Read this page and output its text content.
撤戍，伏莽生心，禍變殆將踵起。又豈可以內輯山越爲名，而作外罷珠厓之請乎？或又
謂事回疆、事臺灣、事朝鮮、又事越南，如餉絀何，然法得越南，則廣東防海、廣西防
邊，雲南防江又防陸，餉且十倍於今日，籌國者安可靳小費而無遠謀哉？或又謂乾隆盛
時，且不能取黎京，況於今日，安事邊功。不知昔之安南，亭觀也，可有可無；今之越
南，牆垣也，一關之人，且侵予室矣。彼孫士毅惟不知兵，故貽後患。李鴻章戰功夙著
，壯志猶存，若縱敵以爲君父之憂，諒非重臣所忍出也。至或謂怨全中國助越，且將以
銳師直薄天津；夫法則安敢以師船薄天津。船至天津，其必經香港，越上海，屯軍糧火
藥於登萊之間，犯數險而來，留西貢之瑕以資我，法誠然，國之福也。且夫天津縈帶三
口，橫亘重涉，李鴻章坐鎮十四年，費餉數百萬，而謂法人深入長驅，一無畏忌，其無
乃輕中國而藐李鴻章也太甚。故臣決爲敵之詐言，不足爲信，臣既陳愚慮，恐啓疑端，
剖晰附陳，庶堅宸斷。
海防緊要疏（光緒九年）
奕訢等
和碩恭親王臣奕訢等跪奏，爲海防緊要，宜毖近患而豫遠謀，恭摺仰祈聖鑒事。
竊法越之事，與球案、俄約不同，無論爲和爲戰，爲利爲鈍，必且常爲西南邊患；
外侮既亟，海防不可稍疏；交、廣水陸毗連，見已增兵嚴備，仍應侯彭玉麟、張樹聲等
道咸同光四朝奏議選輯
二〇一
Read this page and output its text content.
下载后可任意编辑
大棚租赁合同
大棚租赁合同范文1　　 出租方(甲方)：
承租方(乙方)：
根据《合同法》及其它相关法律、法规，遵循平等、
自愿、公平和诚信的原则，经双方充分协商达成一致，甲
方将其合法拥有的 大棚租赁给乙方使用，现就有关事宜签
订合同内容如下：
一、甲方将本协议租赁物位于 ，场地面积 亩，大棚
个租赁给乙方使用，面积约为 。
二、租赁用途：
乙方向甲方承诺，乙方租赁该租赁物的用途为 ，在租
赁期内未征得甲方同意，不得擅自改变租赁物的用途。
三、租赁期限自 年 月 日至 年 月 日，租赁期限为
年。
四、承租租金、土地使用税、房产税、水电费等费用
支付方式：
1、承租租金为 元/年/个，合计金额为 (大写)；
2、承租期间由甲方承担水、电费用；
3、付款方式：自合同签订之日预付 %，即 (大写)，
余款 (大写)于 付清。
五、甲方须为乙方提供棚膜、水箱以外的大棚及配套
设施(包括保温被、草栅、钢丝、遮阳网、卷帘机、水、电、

What you have to do.
Quote the data in full, keeping each word unchanged.

Response to this exercise.
Read this page and output its text content.
撤戍，伏莽生心，禍變殆將踵起。又豈可以內輯山越爲名，而作外罷珠厓之請乎？或又
謂事回疆、事臺灣、事朝鮮、又事越南，如餉絀何，然法得越南，則廣東防海、廣西防
邊，雲南防江又防陸，餉且十倍於今日，籌國者安可靳小費而無遠謀哉？或又謂乾隆盛
時，且不能取黎京，況於今日，安事邊功。不知昔之安南，亭觀也，可有可無；今之越
南，牆垣也，一關之人，且侵予室矣。彼孫士毅惟不知兵，故貽後患。李鴻章戰功夙著
，壯志猶存，若縱敵以爲君父之憂，諒非重臣所忍出也。至或謂怨全中國助越，且將以
銳師直薄天津；夫法則安敢以師船薄天津。船至天津，其必經香港，越上海，屯軍糧火
藥於登萊之間，犯數險而來，留西貢之瑕以資我，法誠然，國之福也。且夫天津縈帶三
口，橫亘重涉，李鴻章坐鎮十四年，費餉數百萬，而謂法人深入長驅，一無畏忌，其無
乃輕中國而藐李鴻章也太甚。故臣決爲敵之詐言，不足爲信，臣既陳愚慮，恐啓疑端，
剖晰附陳，庶堅宸斷。
海防緊要疏（光緒九年）
奕訢等
和碩恭親王臣奕訢等跪奏，爲海防緊要，宜毖近患而豫遠謀，恭摺仰祈聖鑒事。
竊法越之事，與球案、俄約不同，無論爲和爲戰，爲利爲鈍，必且常爲西南邊患；
外侮既亟，海防不可稍疏；交、廣水陸毗連，見已增兵嚴備，仍應侯彭玉麟、張樹聲等
道咸同光四朝奏議選輯
二〇一
Read this page and output its text content.
下载后可任意编辑
大棚租赁合同
大棚租赁合同范文1　　 出租方(甲方)：
承租方(乙方)：
根据《合同法》及其它相关法律、法规，遵循平等、
自愿、公平和诚信的原则，经双方充分协商达成一致，甲
方将其合法拥有的 大棚租赁给乙方使用，现就有关事宜签
订合同内容如下：
一、甲方将本协议租赁物位于 ，场地面积 亩，大棚
个租赁给乙方使用，面积约为 。
二、租赁用途：
乙方向甲方承诺，乙方租赁该租赁物的用途为 ，在租
赁期内未征得甲方同意，不得擅自改变租赁物的用途。
三、租赁期限自 年 月 日至 年 月 日，租赁期限为
年。
四、承租租金、土地使用税、房产税、水电费等费用
支付方式：
1、承租租金为 元/年/个，合计金额为 (大写)；
2、承租期间由甲方承担水、电费用；
3、付款方式：自合同签订之日预付 %，即 (大写)，
余款 (大写)于 付清。
五、甲方须为乙方提供棚膜、水箱以外的大棚及配套
设施(包括保温被、草栅、钢丝、遮阳网、卷帘机、水、电、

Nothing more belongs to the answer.